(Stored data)
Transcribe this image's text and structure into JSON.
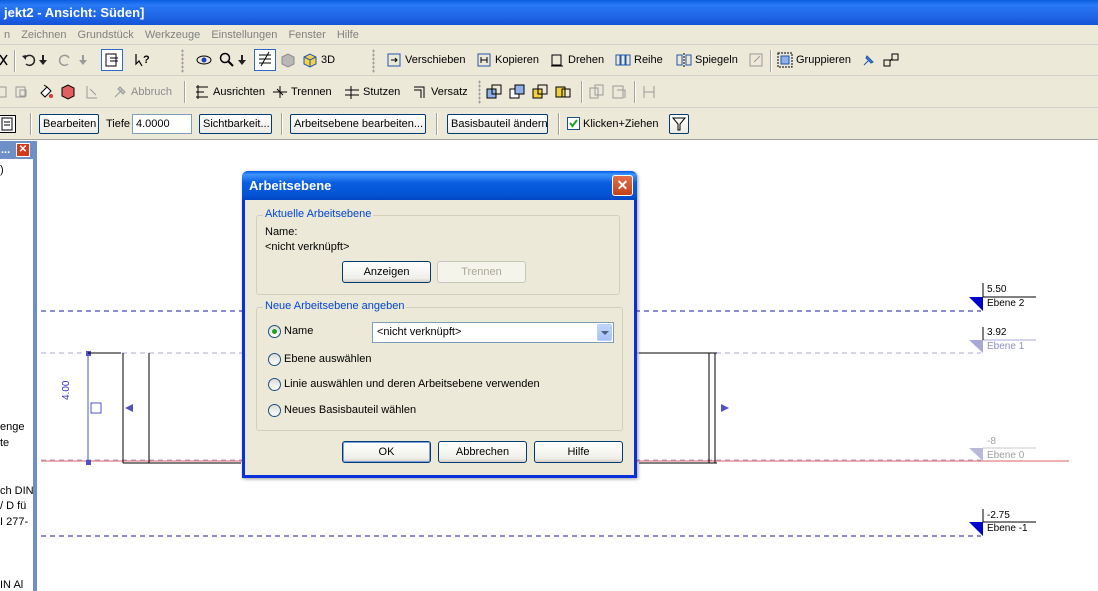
{
  "window": {
    "title": "jekt2 - Ansicht: Süden]"
  },
  "menu": [
    "n",
    "Zeichnen",
    "Grundstück",
    "Werkzeuge",
    "Einstellungen",
    "Fenster",
    "Hilfe"
  ],
  "toolbar1": {
    "view_3d": "3D",
    "verschieben": "Verschieben",
    "kopieren": "Kopieren",
    "drehen": "Drehen",
    "reihe": "Reihe",
    "spiegeln": "Spiegeln",
    "gruppieren": "Gruppieren"
  },
  "toolbar2": {
    "abbruch": "Abbruch",
    "ausrichten": "Ausrichten",
    "trennen": "Trennen",
    "stutzen": "Stutzen",
    "versatz": "Versatz"
  },
  "toolbar3": {
    "bearbeiten": "Bearbeiten",
    "tiefe_label": "Tiefe",
    "tiefe_value": "4.0000",
    "sichtbarkeit": "Sichtbarkeit...",
    "arbeitsebene_bearbeiten": "Arbeitsebene bearbeiten...",
    "basisbauteil_aendern": "Basisbauteil ändern",
    "klicken_ziehen": "Klicken+Ziehen",
    "klicken_ziehen_checked": true
  },
  "left_panel": {
    "header": "...",
    "lines": [
      ")",
      "enge",
      "te",
      "ch DIN",
      "/ D fü",
      "I 277-",
      "IN Al"
    ]
  },
  "canvas": {
    "levels": [
      {
        "value": "5.50",
        "name": "Ebene 2"
      },
      {
        "value": "3.92",
        "name": "Ebene 1"
      },
      {
        "value": "-8",
        "name": "Ebene 0"
      },
      {
        "value": "-2.75",
        "name": "Ebene -1"
      }
    ],
    "dimension": "4.00"
  },
  "dialog": {
    "title": "Arbeitsebene",
    "group_current": "Aktuelle Arbeitsebene",
    "name_label": "Name:",
    "name_value": "<nicht verknüpft>",
    "btn_anzeigen": "Anzeigen",
    "btn_trennen": "Trennen",
    "group_new": "Neue Arbeitsebene angeben",
    "radio_name": "Name",
    "combo_value": "<nicht verknüpft>",
    "radio_ebene": "Ebene auswählen",
    "radio_linie": "Linie auswählen und deren Arbeitsebene verwenden",
    "radio_basis": "Neues Basisbauteil wählen",
    "selected_option": "Name",
    "btn_ok": "OK",
    "btn_abbrechen": "Abbrechen",
    "btn_hilfe": "Hilfe"
  },
  "colors": {
    "title_blue": "#1d63e6",
    "level_marker": "#0000cc",
    "ground_line": "#e06060",
    "panel_blue": "#6f8fc7"
  }
}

=== Your goal ===
Will you set down the records word for word while leaving out every picture?

=== Exercise result ===
Transcribe this image's text and structure into JSON.
{
  "window": {
    "title": "jekt2 - Ansicht: Süden]"
  },
  "menu": [
    "n",
    "Zeichnen",
    "Grundstück",
    "Werkzeuge",
    "Einstellungen",
    "Fenster",
    "Hilfe"
  ],
  "toolbar1": {
    "view_3d": "3D",
    "verschieben": "Verschieben",
    "kopieren": "Kopieren",
    "drehen": "Drehen",
    "reihe": "Reihe",
    "spiegeln": "Spiegeln",
    "gruppieren": "Gruppieren"
  },
  "toolbar2": {
    "abbruch": "Abbruch",
    "ausrichten": "Ausrichten",
    "trennen": "Trennen",
    "stutzen": "Stutzen",
    "versatz": "Versatz"
  },
  "toolbar3": {
    "bearbeiten": "Bearbeiten",
    "tiefe_label": "Tiefe",
    "tiefe_value": "4.0000",
    "sichtbarkeit": "Sichtbarkeit...",
    "arbeitsebene_bearbeiten": "Arbeitsebene bearbeiten...",
    "basisbauteil_aendern": "Basisbauteil ändern",
    "klicken_ziehen": "Klicken+Ziehen",
    "klicken_ziehen_checked": true
  },
  "left_panel": {
    "header": "...",
    "lines": [
      ")",
      "enge",
      "te",
      "ch DIN",
      "/ D fü",
      "I 277-",
      "IN Al"
    ]
  },
  "canvas": {
    "levels": [
      {
        "value": "5.50",
        "name": "Ebene 2"
      },
      {
        "value": "3.92",
        "name": "Ebene 1"
      },
      {
        "value": "-8",
        "name": "Ebene 0"
      },
      {
        "value": "-2.75",
        "name": "Ebene -1"
      }
    ],
    "dimension": "4.00"
  },
  "dialog": {
    "title": "Arbeitsebene",
    "group_current": "Aktuelle Arbeitsebene",
    "name_label": "Name:",
    "name_value": "<nicht verknüpft>",
    "btn_anzeigen": "Anzeigen",
    "btn_trennen": "Trennen",
    "group_new": "Neue Arbeitsebene angeben",
    "radio_name": "Name",
    "combo_value": "<nicht verknüpft>",
    "radio_ebene": "Ebene auswählen",
    "radio_linie": "Linie auswählen und deren Arbeitsebene verwenden",
    "radio_basis": "Neues Basisbauteil wählen",
    "selected_option": "Name",
    "btn_ok": "OK",
    "btn_abbrechen": "Abbrechen",
    "btn_hilfe": "Hilfe"
  },
  "colors": {
    "title_blue": "#1d63e6",
    "level_marker": "#0000cc",
    "ground_line": "#e06060",
    "panel_blue": "#6f8fc7"
  }
}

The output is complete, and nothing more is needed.